EXERCISE REQUIREMENTS:
Transcribe all of the data exactly. Omit the pictures.

DATASET ENTRIES:
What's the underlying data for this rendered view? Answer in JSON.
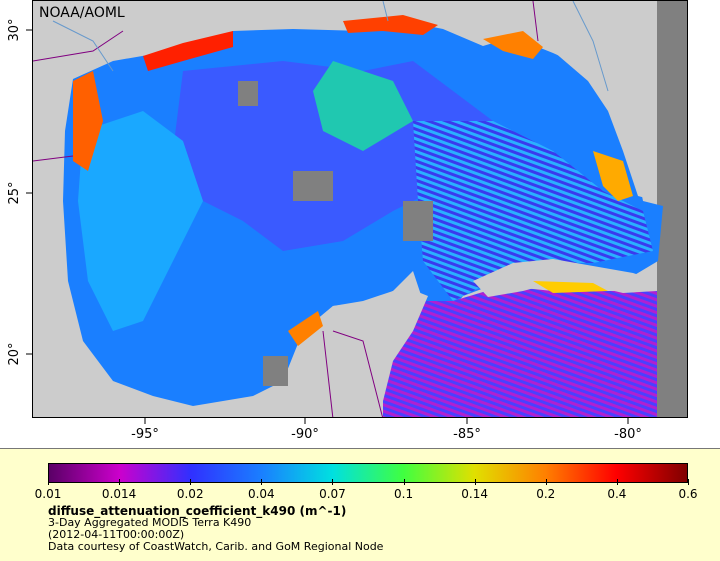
{
  "map": {
    "credit": "NOAA/AOML",
    "lon_ticks": [
      "-95°",
      "-90°",
      "-85°",
      "-80°"
    ],
    "lat_ticks": [
      "30°",
      "25°",
      "20°"
    ],
    "colors": {
      "land": "#cccccc",
      "no_data": "#808080",
      "border": "#800080",
      "rivers": "#6699cc"
    }
  },
  "legend": {
    "ticks": [
      "0.01",
      "0.014",
      "0.02",
      "0.04",
      "0.07",
      "0.1",
      "0.14",
      "0.2",
      "0.4",
      "0.6"
    ],
    "variable": "diffuse_attenuation_coefficient_k490 (m^-1)",
    "lines": [
      "3-Day Aggregated MODIS Terra K490",
      "(2012-04-11T00:00:00Z)",
      "Data courtesy of CoastWatch, Carib. and GoM Regional Node"
    ],
    "colormap": [
      "#5a0066",
      "#cc00cc",
      "#3030ff",
      "#1a7fff",
      "#00e0e0",
      "#40ff40",
      "#e0e000",
      "#ff8000",
      "#ff0000",
      "#800000"
    ]
  }
}
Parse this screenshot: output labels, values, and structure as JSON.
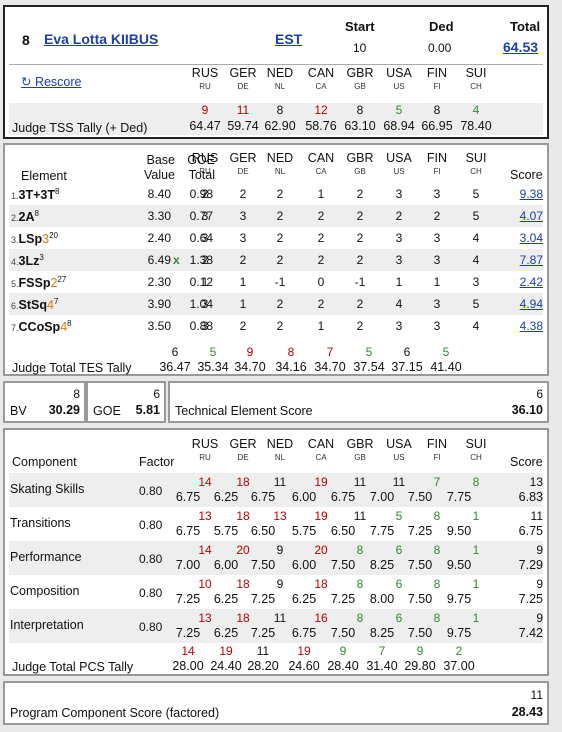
{
  "header": {
    "rank": "8",
    "name": "Eva Lotta KIIBUS",
    "nation": "EST",
    "start_label": "Start",
    "start_value": "10",
    "ded_label": "Ded",
    "ded_value": "0.00",
    "total_label": "Total",
    "total_value": "64.53",
    "rescore_label": "↻ Rescore",
    "judges": [
      {
        "name": "RUS",
        "code": "RU"
      },
      {
        "name": "GER",
        "code": "DE"
      },
      {
        "name": "NED",
        "code": "NL"
      },
      {
        "name": "CAN",
        "code": "CA"
      },
      {
        "name": "GBR",
        "code": "GB"
      },
      {
        "name": "USA",
        "code": "US"
      },
      {
        "name": "FIN",
        "code": "FI"
      },
      {
        "name": "SUI",
        "code": "CH"
      }
    ],
    "tally_label": "Judge TSS Tally (+ Ded)",
    "tss_ranks": [
      "9",
      "11",
      "8",
      "12",
      "8",
      "5",
      "8",
      "4"
    ],
    "tss_values": [
      "64.47",
      "59.74",
      "62.90",
      "58.76",
      "63.10",
      "68.94",
      "66.95",
      "78.40"
    ]
  },
  "elements": {
    "col_element": "Element",
    "col_base1": "Base",
    "col_base2": "Value",
    "col_goe1": "GOE",
    "col_goe2": "Total",
    "col_score": "Score",
    "rows": [
      {
        "num": "1.",
        "name": "3T+3T",
        "sup": "8",
        "extra": "",
        "base": "8.40",
        "x": "",
        "goe": "0.98",
        "marks": [
          "2",
          "2",
          "2",
          "1",
          "2",
          "3",
          "3",
          "5"
        ],
        "score": "9.38"
      },
      {
        "num": "2.",
        "name": "2A",
        "sup": "8",
        "extra": "",
        "base": "3.30",
        "x": "",
        "goe": "0.77",
        "marks": [
          "3",
          "3",
          "2",
          "2",
          "2",
          "2",
          "2",
          "5"
        ],
        "score": "4.07"
      },
      {
        "num": "3.",
        "name": "LSp",
        "sup": "20",
        "extra": "3",
        "base": "2.40",
        "x": "",
        "goe": "0.64",
        "marks": [
          "3",
          "3",
          "2",
          "2",
          "2",
          "3",
          "3",
          "4"
        ],
        "score": "3.04"
      },
      {
        "num": "4.",
        "name": "3Lz",
        "sup": "3",
        "extra": "",
        "base": "6.49",
        "x": "x",
        "goe": "1.38",
        "marks": [
          "2",
          "2",
          "2",
          "2",
          "2",
          "3",
          "3",
          "4"
        ],
        "score": "7.87"
      },
      {
        "num": "5.",
        "name": "FSSp",
        "sup": "27",
        "extra": "2",
        "base": "2.30",
        "x": "",
        "goe": "0.12",
        "marks": [
          "1",
          "1",
          "-1",
          "0",
          "-1",
          "1",
          "1",
          "3"
        ],
        "score": "2.42"
      },
      {
        "num": "6.",
        "name": "StSq",
        "sup": "7",
        "extra": "4",
        "base": "3.90",
        "x": "",
        "goe": "1.04",
        "marks": [
          "3",
          "1",
          "2",
          "2",
          "2",
          "4",
          "3",
          "5"
        ],
        "score": "4.94"
      },
      {
        "num": "7.",
        "name": "CCoSp",
        "sup": "8",
        "extra": "4",
        "base": "3.50",
        "x": "",
        "goe": "0.88",
        "marks": [
          "3",
          "2",
          "2",
          "1",
          "2",
          "3",
          "3",
          "4"
        ],
        "score": "4.38"
      }
    ],
    "tally_label": "Judge Total TES Tally",
    "tes_ranks": [
      "6",
      "5",
      "9",
      "8",
      "7",
      "5",
      "6",
      "5"
    ],
    "tes_values": [
      "36.47",
      "35.34",
      "34.70",
      "34.16",
      "34.70",
      "37.54",
      "37.15",
      "41.40"
    ]
  },
  "summary": {
    "bv_label": "BV",
    "bv_rank": "8",
    "bv_value": "30.29",
    "goe_label": "GOE",
    "goe_rank": "6",
    "goe_value": "5.81",
    "tes_label": "Technical Element Score",
    "tes_rank": "6",
    "tes_value": "36.10"
  },
  "components": {
    "col_component": "Component",
    "col_factor": "Factor",
    "col_score": "Score",
    "rows": [
      {
        "name": "Skating Skills",
        "factor": "0.80",
        "ranks": [
          "14",
          "18",
          "11",
          "19",
          "11",
          "11",
          "7",
          "8"
        ],
        "values": [
          "6.75",
          "6.25",
          "6.75",
          "6.00",
          "6.75",
          "7.00",
          "7.50",
          "7.75"
        ],
        "score_rank": "13",
        "score": "6.83"
      },
      {
        "name": "Transitions",
        "factor": "0.80",
        "ranks": [
          "13",
          "18",
          "13",
          "19",
          "11",
          "5",
          "8",
          "1"
        ],
        "values": [
          "6.75",
          "5.75",
          "6.50",
          "5.75",
          "6.50",
          "7.75",
          "7.25",
          "9.50"
        ],
        "score_rank": "11",
        "score": "6.75"
      },
      {
        "name": "Performance",
        "factor": "0.80",
        "ranks": [
          "14",
          "20",
          "9",
          "20",
          "8",
          "6",
          "8",
          "1"
        ],
        "values": [
          "7.00",
          "6.00",
          "7.50",
          "6.00",
          "7.50",
          "8.25",
          "7.50",
          "9.50"
        ],
        "score_rank": "9",
        "score": "7.29"
      },
      {
        "name": "Composition",
        "factor": "0.80",
        "ranks": [
          "10",
          "18",
          "9",
          "18",
          "8",
          "6",
          "8",
          "1"
        ],
        "values": [
          "7.25",
          "6.25",
          "7.25",
          "6.25",
          "7.25",
          "8.00",
          "7.50",
          "9.75"
        ],
        "score_rank": "9",
        "score": "7.25"
      },
      {
        "name": "Interpretation",
        "factor": "0.80",
        "ranks": [
          "13",
          "18",
          "11",
          "16",
          "8",
          "6",
          "8",
          "1"
        ],
        "values": [
          "7.25",
          "6.25",
          "7.25",
          "6.75",
          "7.50",
          "8.25",
          "7.50",
          "9.75"
        ],
        "score_rank": "9",
        "score": "7.42"
      }
    ],
    "tally_label": "Judge Total PCS Tally",
    "pcs_ranks": [
      "14",
      "19",
      "11",
      "19",
      "9",
      "7",
      "9",
      "2"
    ],
    "pcs_values": [
      "28.00",
      "24.40",
      "28.20",
      "24.60",
      "28.40",
      "31.40",
      "29.80",
      "37.00"
    ]
  },
  "pcs_total": {
    "label": "Program Component Score (factored)",
    "rank": "11",
    "value": "28.43"
  },
  "colors": {
    "red": "#c00000",
    "green": "#2e8b2e",
    "orange": "#e07b00",
    "link": "#1a3fb0"
  }
}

SOLVED PROBLEM:
What's the underlying data for this rendered view? Answer in JSON.
{
  "map": {
    "credit": "NOAA/AOML",
    "lon_ticks": [
      "-95°",
      "-90°",
      "-85°",
      "-80°"
    ],
    "lat_ticks": [
      "30°",
      "25°",
      "20°"
    ],
    "colors": {
      "land": "#cccccc",
      "no_data": "#808080",
      "border": "#800080",
      "rivers": "#6699cc"
    }
  },
  "legend": {
    "ticks": [
      "0.01",
      "0.014",
      "0.02",
      "0.04",
      "0.07",
      "0.1",
      "0.14",
      "0.2",
      "0.4",
      "0.6"
    ],
    "variable": "diffuse_attenuation_coefficient_k490 (m^-1)",
    "lines": [
      "3-Day Aggregated MODIS Terra K490",
      "(2012-04-11T00:00:00Z)",
      "Data courtesy of CoastWatch, Carib. and GoM Regional Node"
    ],
    "colormap": [
      "#5a0066",
      "#cc00cc",
      "#3030ff",
      "#1a7fff",
      "#00e0e0",
      "#40ff40",
      "#e0e000",
      "#ff8000",
      "#ff0000",
      "#800000"
    ]
  }
}
Parse this screenshot: output labels, values, and structure as JSON.
{
  "header": {
    "rank": "8",
    "name": "Eva Lotta KIIBUS",
    "nation": "EST",
    "start_label": "Start",
    "start_value": "10",
    "ded_label": "Ded",
    "ded_value": "0.00",
    "total_label": "Total",
    "total_value": "64.53",
    "rescore_label": "↻ Rescore",
    "judges": [
      {
        "name": "RUS",
        "code": "RU"
      },
      {
        "name": "GER",
        "code": "DE"
      },
      {
        "name": "NED",
        "code": "NL"
      },
      {
        "name": "CAN",
        "code": "CA"
      },
      {
        "name": "GBR",
        "code": "GB"
      },
      {
        "name": "USA",
        "code": "US"
      },
      {
        "name": "FIN",
        "code": "FI"
      },
      {
        "name": "SUI",
        "code": "CH"
      }
    ],
    "tally_label": "Judge TSS Tally (+ Ded)",
    "tss_ranks": [
      "9",
      "11",
      "8",
      "12",
      "8",
      "5",
      "8",
      "4"
    ],
    "tss_values": [
      "64.47",
      "59.74",
      "62.90",
      "58.76",
      "63.10",
      "68.94",
      "66.95",
      "78.40"
    ]
  },
  "elements": {
    "col_element": "Element",
    "col_base1": "Base",
    "col_base2": "Value",
    "col_goe1": "GOE",
    "col_goe2": "Total",
    "col_score": "Score",
    "rows": [
      {
        "num": "1.",
        "name": "3T+3T",
        "sup": "8",
        "extra": "",
        "base": "8.40",
        "x": "",
        "goe": "0.98",
        "marks": [
          "2",
          "2",
          "2",
          "1",
          "2",
          "3",
          "3",
          "5"
        ],
        "score": "9.38"
      },
      {
        "num": "2.",
        "name": "2A",
        "sup": "8",
        "extra": "",
        "base": "3.30",
        "x": "",
        "goe": "0.77",
        "marks": [
          "3",
          "3",
          "2",
          "2",
          "2",
          "2",
          "2",
          "5"
        ],
        "score": "4.07"
      },
      {
        "num": "3.",
        "name": "LSp",
        "sup": "20",
        "extra": "3",
        "base": "2.40",
        "x": "",
        "goe": "0.64",
        "marks": [
          "3",
          "3",
          "2",
          "2",
          "2",
          "3",
          "3",
          "4"
        ],
        "score": "3.04"
      },
      {
        "num": "4.",
        "name": "3Lz",
        "sup": "3",
        "extra": "",
        "base": "6.49",
        "x": "x",
        "goe": "1.38",
        "marks": [
          "2",
          "2",
          "2",
          "2",
          "2",
          "3",
          "3",
          "4"
        ],
        "score": "7.87"
      },
      {
        "num": "5.",
        "name": "FSSp",
        "sup": "27",
        "extra": "2",
        "base": "2.30",
        "x": "",
        "goe": "0.12",
        "marks": [
          "1",
          "1",
          "-1",
          "0",
          "-1",
          "1",
          "1",
          "3"
        ],
        "score": "2.42"
      },
      {
        "num": "6.",
        "name": "StSq",
        "sup": "7",
        "extra": "4",
        "base": "3.90",
        "x": "",
        "goe": "1.04",
        "marks": [
          "3",
          "1",
          "2",
          "2",
          "2",
          "4",
          "3",
          "5"
        ],
        "score": "4.94"
      },
      {
        "num": "7.",
        "name": "CCoSp",
        "sup": "8",
        "extra": "4",
        "base": "3.50",
        "x": "",
        "goe": "0.88",
        "marks": [
          "3",
          "2",
          "2",
          "1",
          "2",
          "3",
          "3",
          "4"
        ],
        "score": "4.38"
      }
    ],
    "tally_label": "Judge Total TES Tally",
    "tes_ranks": [
      "6",
      "5",
      "9",
      "8",
      "7",
      "5",
      "6",
      "5"
    ],
    "tes_values": [
      "36.47",
      "35.34",
      "34.70",
      "34.16",
      "34.70",
      "37.54",
      "37.15",
      "41.40"
    ]
  },
  "summary": {
    "bv_label": "BV",
    "bv_rank": "8",
    "bv_value": "30.29",
    "goe_label": "GOE",
    "goe_rank": "6",
    "goe_value": "5.81",
    "tes_label": "Technical Element Score",
    "tes_rank": "6",
    "tes_value": "36.10"
  },
  "components": {
    "col_component": "Component",
    "col_factor": "Factor",
    "col_score": "Score",
    "rows": [
      {
        "name": "Skating Skills",
        "factor": "0.80",
        "ranks": [
          "14",
          "18",
          "11",
          "19",
          "11",
          "11",
          "7",
          "8"
        ],
        "values": [
          "6.75",
          "6.25",
          "6.75",
          "6.00",
          "6.75",
          "7.00",
          "7.50",
          "7.75"
        ],
        "score_rank": "13",
        "score": "6.83"
      },
      {
        "name": "Transitions",
        "factor": "0.80",
        "ranks": [
          "13",
          "18",
          "13",
          "19",
          "11",
          "5",
          "8",
          "1"
        ],
        "values": [
          "6.75",
          "5.75",
          "6.50",
          "5.75",
          "6.50",
          "7.75",
          "7.25",
          "9.50"
        ],
        "score_rank": "11",
        "score": "6.75"
      },
      {
        "name": "Performance",
        "factor": "0.80",
        "ranks": [
          "14",
          "20",
          "9",
          "20",
          "8",
          "6",
          "8",
          "1"
        ],
        "values": [
          "7.00",
          "6.00",
          "7.50",
          "6.00",
          "7.50",
          "8.25",
          "7.50",
          "9.50"
        ],
        "score_rank": "9",
        "score": "7.29"
      },
      {
        "name": "Composition",
        "factor": "0.80",
        "ranks": [
          "10",
          "18",
          "9",
          "18",
          "8",
          "6",
          "8",
          "1"
        ],
        "values": [
          "7.25",
          "6.25",
          "7.25",
          "6.25",
          "7.25",
          "8.00",
          "7.50",
          "9.75"
        ],
        "score_rank": "9",
        "score": "7.25"
      },
      {
        "name": "Interpretation",
        "factor": "0.80",
        "ranks": [
          "13",
          "18",
          "11",
          "16",
          "8",
          "6",
          "8",
          "1"
        ],
        "values": [
          "7.25",
          "6.25",
          "7.25",
          "6.75",
          "7.50",
          "8.25",
          "7.50",
          "9.75"
        ],
        "score_rank": "9",
        "score": "7.42"
      }
    ],
    "tally_label": "Judge Total PCS Tally",
    "pcs_ranks": [
      "14",
      "19",
      "11",
      "19",
      "9",
      "7",
      "9",
      "2"
    ],
    "pcs_values": [
      "28.00",
      "24.40",
      "28.20",
      "24.60",
      "28.40",
      "31.40",
      "29.80",
      "37.00"
    ]
  },
  "pcs_total": {
    "label": "Program Component Score (factored)",
    "rank": "11",
    "value": "28.43"
  },
  "colors": {
    "red": "#c00000",
    "green": "#2e8b2e",
    "orange": "#e07b00",
    "link": "#1a3fb0"
  }
}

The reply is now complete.